• _Work required_
Search the listing for "value" and copy every line where it appears.

Lines of data
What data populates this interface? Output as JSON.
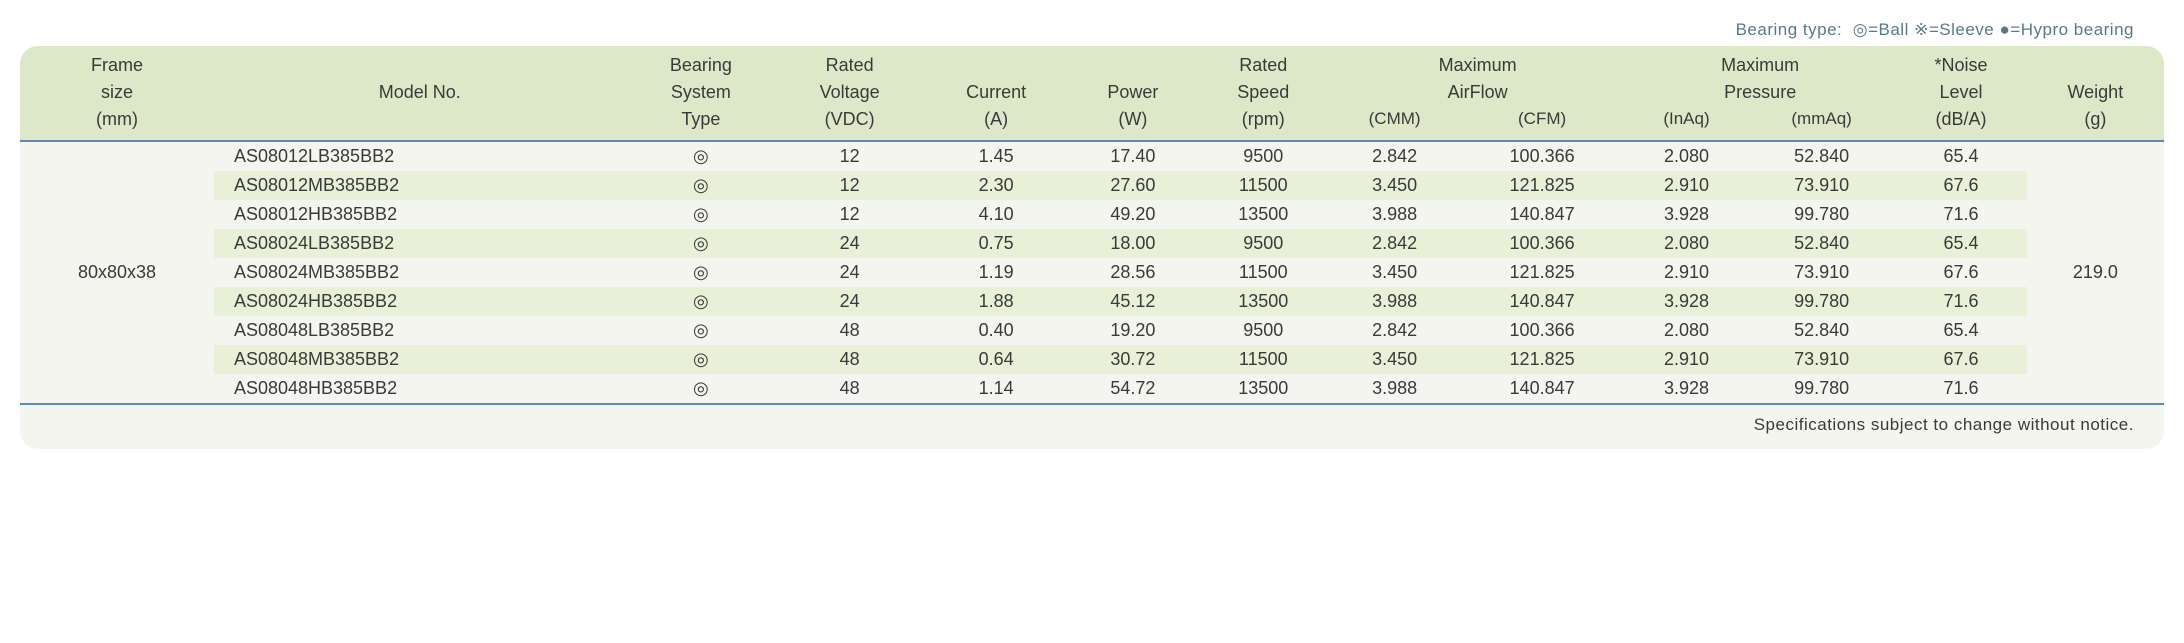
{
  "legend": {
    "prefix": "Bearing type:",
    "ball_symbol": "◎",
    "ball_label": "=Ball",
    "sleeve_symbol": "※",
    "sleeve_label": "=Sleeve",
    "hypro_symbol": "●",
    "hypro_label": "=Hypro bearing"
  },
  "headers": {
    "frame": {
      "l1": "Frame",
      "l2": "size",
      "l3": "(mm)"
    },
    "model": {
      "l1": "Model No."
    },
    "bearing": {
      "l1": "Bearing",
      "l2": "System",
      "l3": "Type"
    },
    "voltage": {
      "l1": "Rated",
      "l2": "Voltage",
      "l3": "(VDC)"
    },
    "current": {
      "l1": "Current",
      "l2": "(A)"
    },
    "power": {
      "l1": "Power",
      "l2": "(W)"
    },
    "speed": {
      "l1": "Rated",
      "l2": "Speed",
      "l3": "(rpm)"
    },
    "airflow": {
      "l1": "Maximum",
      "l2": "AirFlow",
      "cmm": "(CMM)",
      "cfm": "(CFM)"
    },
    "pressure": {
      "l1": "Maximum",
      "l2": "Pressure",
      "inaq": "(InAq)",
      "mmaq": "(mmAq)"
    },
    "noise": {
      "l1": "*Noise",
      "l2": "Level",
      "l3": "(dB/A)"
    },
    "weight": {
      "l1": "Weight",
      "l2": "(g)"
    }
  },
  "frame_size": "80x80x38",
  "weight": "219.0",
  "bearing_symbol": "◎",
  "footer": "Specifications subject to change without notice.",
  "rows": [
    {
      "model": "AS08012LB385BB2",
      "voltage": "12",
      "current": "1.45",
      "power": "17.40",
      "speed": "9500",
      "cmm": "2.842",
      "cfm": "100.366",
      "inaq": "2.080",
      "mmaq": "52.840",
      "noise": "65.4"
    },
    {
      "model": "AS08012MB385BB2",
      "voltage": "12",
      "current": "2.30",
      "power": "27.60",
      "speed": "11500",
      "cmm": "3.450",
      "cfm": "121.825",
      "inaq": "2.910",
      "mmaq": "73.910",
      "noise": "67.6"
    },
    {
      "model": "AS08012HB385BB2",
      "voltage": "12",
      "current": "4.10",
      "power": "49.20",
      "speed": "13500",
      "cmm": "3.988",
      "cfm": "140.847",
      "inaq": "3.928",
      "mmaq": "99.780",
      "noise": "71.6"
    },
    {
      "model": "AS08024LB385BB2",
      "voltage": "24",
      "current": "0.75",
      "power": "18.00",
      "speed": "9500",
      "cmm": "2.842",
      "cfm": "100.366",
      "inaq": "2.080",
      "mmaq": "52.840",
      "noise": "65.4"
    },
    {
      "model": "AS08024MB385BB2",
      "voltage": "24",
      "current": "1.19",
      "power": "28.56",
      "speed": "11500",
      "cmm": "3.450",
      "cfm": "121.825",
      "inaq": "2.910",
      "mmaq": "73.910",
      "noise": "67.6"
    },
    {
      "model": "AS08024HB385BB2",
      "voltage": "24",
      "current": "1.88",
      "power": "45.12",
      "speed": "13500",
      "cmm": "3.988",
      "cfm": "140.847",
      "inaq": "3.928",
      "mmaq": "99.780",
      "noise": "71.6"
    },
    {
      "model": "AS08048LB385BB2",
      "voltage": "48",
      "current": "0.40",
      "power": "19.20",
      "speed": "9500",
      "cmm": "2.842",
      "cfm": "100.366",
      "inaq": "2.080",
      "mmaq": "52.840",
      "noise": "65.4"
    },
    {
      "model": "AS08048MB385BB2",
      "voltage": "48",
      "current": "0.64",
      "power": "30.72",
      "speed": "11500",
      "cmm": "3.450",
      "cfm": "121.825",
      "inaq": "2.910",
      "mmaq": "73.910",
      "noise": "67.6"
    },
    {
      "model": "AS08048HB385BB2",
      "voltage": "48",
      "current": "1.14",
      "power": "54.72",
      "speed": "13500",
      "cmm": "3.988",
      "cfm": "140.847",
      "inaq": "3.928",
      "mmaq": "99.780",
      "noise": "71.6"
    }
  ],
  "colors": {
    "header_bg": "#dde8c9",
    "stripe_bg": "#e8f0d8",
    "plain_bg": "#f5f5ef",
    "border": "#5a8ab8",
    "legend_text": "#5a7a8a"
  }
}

* * *

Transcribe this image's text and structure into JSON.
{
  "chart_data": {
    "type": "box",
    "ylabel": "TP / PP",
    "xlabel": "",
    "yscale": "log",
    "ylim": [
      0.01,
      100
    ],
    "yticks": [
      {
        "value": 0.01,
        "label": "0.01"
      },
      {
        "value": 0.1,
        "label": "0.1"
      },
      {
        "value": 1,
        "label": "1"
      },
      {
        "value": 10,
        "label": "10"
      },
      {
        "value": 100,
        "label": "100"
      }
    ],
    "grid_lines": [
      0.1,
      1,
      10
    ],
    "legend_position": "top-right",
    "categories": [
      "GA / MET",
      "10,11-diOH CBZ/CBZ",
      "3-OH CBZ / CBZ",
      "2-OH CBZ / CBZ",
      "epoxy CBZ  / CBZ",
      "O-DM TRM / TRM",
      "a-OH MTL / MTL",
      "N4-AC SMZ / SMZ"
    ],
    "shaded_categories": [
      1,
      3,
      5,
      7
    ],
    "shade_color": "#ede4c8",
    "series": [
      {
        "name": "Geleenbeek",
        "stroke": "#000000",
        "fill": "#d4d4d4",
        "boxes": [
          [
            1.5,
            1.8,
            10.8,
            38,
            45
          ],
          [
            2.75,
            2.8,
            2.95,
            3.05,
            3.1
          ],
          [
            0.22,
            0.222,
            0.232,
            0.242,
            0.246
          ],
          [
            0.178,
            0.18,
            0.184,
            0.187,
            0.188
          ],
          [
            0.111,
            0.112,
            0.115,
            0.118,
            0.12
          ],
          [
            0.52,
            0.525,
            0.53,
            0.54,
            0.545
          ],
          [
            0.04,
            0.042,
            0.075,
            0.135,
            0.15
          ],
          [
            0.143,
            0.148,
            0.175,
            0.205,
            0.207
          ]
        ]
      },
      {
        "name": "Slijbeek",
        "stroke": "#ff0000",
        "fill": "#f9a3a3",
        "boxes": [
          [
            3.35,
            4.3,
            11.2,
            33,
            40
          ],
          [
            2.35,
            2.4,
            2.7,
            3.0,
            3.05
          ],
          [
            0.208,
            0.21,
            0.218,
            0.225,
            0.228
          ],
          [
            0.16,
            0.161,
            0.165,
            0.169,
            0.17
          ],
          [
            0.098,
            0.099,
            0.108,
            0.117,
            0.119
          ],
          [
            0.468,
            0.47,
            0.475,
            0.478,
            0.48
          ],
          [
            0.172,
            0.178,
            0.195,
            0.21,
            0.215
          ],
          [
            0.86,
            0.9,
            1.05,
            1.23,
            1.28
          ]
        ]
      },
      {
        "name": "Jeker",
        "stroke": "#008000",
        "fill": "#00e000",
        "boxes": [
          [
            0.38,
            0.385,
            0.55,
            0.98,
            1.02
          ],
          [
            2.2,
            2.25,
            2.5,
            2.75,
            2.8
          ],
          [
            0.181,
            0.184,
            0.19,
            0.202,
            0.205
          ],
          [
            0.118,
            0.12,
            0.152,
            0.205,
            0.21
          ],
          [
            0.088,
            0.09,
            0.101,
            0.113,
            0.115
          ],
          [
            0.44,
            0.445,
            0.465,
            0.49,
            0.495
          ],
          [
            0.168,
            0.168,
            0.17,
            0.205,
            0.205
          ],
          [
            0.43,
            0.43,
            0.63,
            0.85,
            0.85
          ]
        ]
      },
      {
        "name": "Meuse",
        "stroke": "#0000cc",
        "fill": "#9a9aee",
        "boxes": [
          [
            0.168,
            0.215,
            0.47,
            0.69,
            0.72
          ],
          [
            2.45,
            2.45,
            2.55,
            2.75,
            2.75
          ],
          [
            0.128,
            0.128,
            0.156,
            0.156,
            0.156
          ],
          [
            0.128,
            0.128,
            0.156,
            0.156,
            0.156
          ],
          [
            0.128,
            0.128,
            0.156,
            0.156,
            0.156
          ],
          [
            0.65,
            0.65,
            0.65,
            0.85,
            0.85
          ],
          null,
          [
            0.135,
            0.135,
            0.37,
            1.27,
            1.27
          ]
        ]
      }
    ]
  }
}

• _Problem solution_
        "value": 0.01,
        "value": 0.1,
        "value": 1,
        "value": 10,
        "value": 100,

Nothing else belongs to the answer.